→ **Set task**:
Without the pictures, copy all the entries below exactly.

▬▬▬▬▬▬

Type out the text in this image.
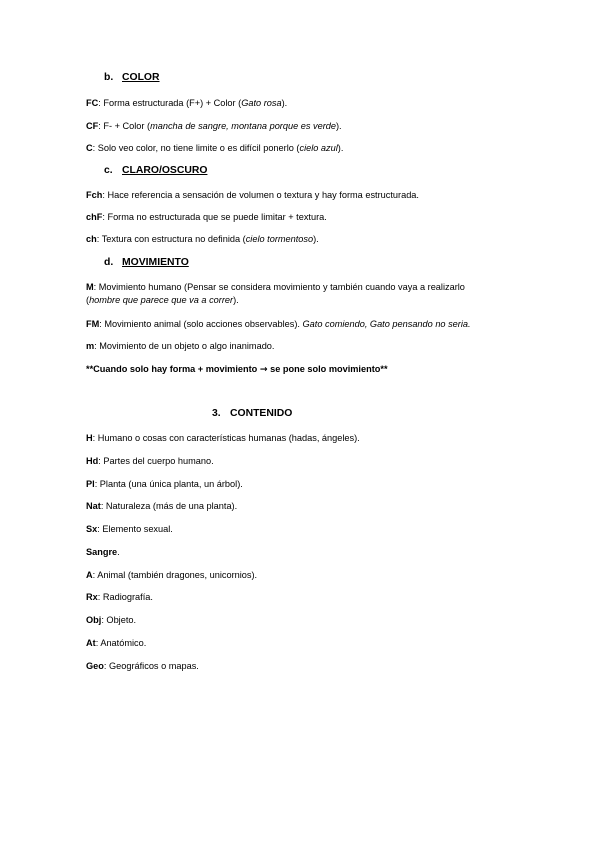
b. COLOR
FC: Forma estructurada (F+) + Color (Gato rosa).
CF: F- + Color (mancha de sangre, montana porque es verde).
C: Solo veo color, no tiene limite o es difícil ponerlo (cielo azul).
c. CLARO/OSCURO
Fch: Hace referencia a sensación de volumen o textura y hay forma estructurada.
chF: Forma no estructurada que se puede limitar + textura.
ch: Textura con estructura no definida (cielo tormentoso).
d. MOVIMIENTO
M: Movimiento humano (Pensar se considera movimiento y también cuando vaya a realizarlo
(hombre que parece que va a correr).
FM: Movimiento animal (solo acciones observables). Gato comiendo, Gato pensando no seria.
m: Movimiento de un objeto o algo inanimado.
**Cuando solo hay forma + movimiento → se pone solo movimiento**
3. CONTENIDO
H: Humano o cosas con características humanas (hadas, ángeles).
Hd: Partes del cuerpo humano.
Pl: Planta (una única planta, un árbol).
Nat: Naturaleza (más de una planta).
Sx: Elemento sexual.
Sangre.
A: Animal (también dragones, unicornios).
Rx: Radiografía.
Obj: Objeto.
At: Anatómico.
Geo: Geográficos o mapas.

▬▬▬▬▬▬

→ **Reply**:
Type out the text in this image.
b. COLOR
FC: Forma estructurada (F+) + Color (Gato rosa).
CF: F- + Color (mancha de sangre, montana porque es verde).
C: Solo veo color, no tiene limite o es difícil ponerlo (cielo azul).
c. CLARO/OSCURO
Fch: Hace referencia a sensación de volumen o textura y hay forma estructurada.
chF: Forma no estructurada que se puede limitar + textura.
ch: Textura con estructura no definida (cielo tormentoso).
d. MOVIMIENTO
M: Movimiento humano (Pensar se considera movimiento y también cuando vaya a realizarlo
(hombre que parece que va a correr).
FM: Movimiento animal (solo acciones observables). Gato comiendo, Gato pensando no seria.
m: Movimiento de un objeto o algo inanimado.
**Cuando solo hay forma + movimiento → se pone solo movimiento**
3. CONTENIDO
H: Humano o cosas con características humanas (hadas, ángeles).
Hd: Partes del cuerpo humano.
Pl: Planta (una única planta, un árbol).
Nat: Naturaleza (más de una planta).
Sx: Elemento sexual.
Sangre.
A: Animal (también dragones, unicornios).
Rx: Radiografía.
Obj: Objeto.
At: Anatómico.
Geo: Geográficos o mapas.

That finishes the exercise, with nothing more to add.